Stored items
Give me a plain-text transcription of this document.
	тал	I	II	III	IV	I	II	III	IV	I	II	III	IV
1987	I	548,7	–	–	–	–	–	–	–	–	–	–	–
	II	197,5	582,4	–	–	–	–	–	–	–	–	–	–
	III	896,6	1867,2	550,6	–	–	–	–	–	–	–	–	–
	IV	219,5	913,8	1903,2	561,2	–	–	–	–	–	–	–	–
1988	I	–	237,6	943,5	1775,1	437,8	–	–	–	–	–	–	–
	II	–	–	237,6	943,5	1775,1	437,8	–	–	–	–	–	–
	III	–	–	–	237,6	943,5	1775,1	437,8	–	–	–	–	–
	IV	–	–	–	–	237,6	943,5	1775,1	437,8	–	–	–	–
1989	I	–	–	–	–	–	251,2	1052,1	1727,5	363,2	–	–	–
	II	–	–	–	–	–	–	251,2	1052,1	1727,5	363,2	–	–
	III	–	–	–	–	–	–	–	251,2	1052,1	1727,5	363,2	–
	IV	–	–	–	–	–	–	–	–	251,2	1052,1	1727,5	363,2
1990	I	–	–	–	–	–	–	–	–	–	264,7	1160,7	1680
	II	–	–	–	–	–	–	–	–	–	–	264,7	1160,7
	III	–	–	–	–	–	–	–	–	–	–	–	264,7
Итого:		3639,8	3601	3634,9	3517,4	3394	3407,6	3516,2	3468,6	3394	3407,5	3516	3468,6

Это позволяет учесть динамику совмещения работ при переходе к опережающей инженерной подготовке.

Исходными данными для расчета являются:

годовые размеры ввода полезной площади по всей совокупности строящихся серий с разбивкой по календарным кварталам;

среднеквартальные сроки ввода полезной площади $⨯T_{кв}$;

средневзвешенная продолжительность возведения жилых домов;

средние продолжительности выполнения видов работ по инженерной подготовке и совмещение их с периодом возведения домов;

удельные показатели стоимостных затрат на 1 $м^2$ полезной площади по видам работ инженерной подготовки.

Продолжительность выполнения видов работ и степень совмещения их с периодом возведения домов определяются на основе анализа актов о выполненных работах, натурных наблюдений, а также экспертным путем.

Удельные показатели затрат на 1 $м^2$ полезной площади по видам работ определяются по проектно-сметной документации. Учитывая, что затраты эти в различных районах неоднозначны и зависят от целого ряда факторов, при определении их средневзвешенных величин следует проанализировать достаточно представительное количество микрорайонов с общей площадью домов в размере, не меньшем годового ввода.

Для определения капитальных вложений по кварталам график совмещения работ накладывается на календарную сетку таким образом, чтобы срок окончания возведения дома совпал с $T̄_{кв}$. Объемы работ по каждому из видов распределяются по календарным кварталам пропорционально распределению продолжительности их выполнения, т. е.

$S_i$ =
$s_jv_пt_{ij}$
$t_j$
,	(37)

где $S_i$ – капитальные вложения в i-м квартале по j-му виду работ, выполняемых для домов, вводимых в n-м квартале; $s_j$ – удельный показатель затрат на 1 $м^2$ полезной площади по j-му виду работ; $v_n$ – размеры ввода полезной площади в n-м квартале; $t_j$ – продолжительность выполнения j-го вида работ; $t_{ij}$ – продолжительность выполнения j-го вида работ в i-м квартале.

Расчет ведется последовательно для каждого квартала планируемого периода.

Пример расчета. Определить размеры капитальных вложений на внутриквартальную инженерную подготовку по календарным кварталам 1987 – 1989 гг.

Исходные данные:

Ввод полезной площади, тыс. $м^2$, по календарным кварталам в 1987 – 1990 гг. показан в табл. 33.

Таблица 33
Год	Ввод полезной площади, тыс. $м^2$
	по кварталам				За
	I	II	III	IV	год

**Exercise prompt**
Output the records exactly, including every line.

**Expected output**
Give me a plain-text transcription of this document.
	тал	I	II	III	IV	I	II	III	IV	I	II	III	IV
1987	I	548,7	–	–	–	–	–	–	–	–	–	–	–
	II	197,5	582,4	–	–	–	–	–	–	–	–	–	–
	III	896,6	1867,2	550,6	–	–	–	–	–	–	–	–	–
	IV	219,5	913,8	1903,2	561,2	–	–	–	–	–	–	–	–
1988	I	–	237,6	943,5	1775,1	437,8	–	–	–	–	–	–	–
	II	–	–	237,6	943,5	1775,1	437,8	–	–	–	–	–	–
	III	–	–	–	237,6	943,5	1775,1	437,8	–	–	–	–	–
	IV	–	–	–	–	237,6	943,5	1775,1	437,8	–	–	–	–
1989	I	–	–	–	–	–	251,2	1052,1	1727,5	363,2	–	–	–
	II	–	–	–	–	–	–	251,2	1052,1	1727,5	363,2	–	–
	III	–	–	–	–	–	–	–	251,2	1052,1	1727,5	363,2	–
	IV	–	–	–	–	–	–	–	–	251,2	1052,1	1727,5	363,2
1990	I	–	–	–	–	–	–	–	–	–	264,7	1160,7	1680
	II	–	–	–	–	–	–	–	–	–	–	264,7	1160,7
	III	–	–	–	–	–	–	–	–	–	–	–	264,7
Итого:		3639,8	3601	3634,9	3517,4	3394	3407,6	3516,2	3468,6	3394	3407,5	3516	3468,6

Это позволяет учесть динамику совмещения работ при переходе к опережающей инженерной подготовке.

Исходными данными для расчета являются:

годовые размеры ввода полезной площади по всей совокупности строящихся серий с разбивкой по календарным кварталам;

среднеквартальные сроки ввода полезной площади $⨯T_{кв}$;

средневзвешенная продолжительность возведения жилых домов;

средние продолжительности выполнения видов работ по инженерной подготовке и совмещение их с периодом возведения домов;

удельные показатели стоимостных затрат на 1 $м^2$ полезной площади по видам работ инженерной подготовки.

Продолжительность выполнения видов работ и степень совмещения их с периодом возведения домов определяются на основе анализа актов о выполненных работах, натурных наблюдений, а также экспертным путем.

Удельные показатели затрат на 1 $м^2$ полезной площади по видам работ определяются по проектно-сметной документации. Учитывая, что затраты эти в различных районах неоднозначны и зависят от целого ряда факторов, при определении их средневзвешенных величин следует проанализировать достаточно представительное количество микрорайонов с общей площадью домов в размере, не меньшем годового ввода.

Для определения капитальных вложений по кварталам график совмещения работ накладывается на календарную сетку таким образом, чтобы срок окончания возведения дома совпал с $T̄_{кв}$. Объемы работ по каждому из видов распределяются по календарным кварталам пропорционально распределению продолжительности их выполнения, т. е.

$S_i$ =
$s_jv_пt_{ij}$
$t_j$
,	(37)

где $S_i$ – капитальные вложения в i-м квартале по j-му виду работ, выполняемых для домов, вводимых в n-м квартале; $s_j$ – удельный показатель затрат на 1 $м^2$ полезной площади по j-му виду работ; $v_n$ – размеры ввода полезной площади в n-м квартале; $t_j$ – продолжительность выполнения j-го вида работ; $t_{ij}$ – продолжительность выполнения j-го вида работ в i-м квартале.

Расчет ведется последовательно для каждого квартала планируемого периода.

Пример расчета. Определить размеры капитальных вложений на внутриквартальную инженерную подготовку по календарным кварталам 1987 – 1989 гг.

Исходные данные:

Ввод полезной площади, тыс. $м^2$, по календарным кварталам в 1987 – 1990 гг. показан в табл. 33.

Таблица 33
Год	Ввод полезной площади, тыс. $м^2$
	по кварталам				За
	I	II	III	IV	год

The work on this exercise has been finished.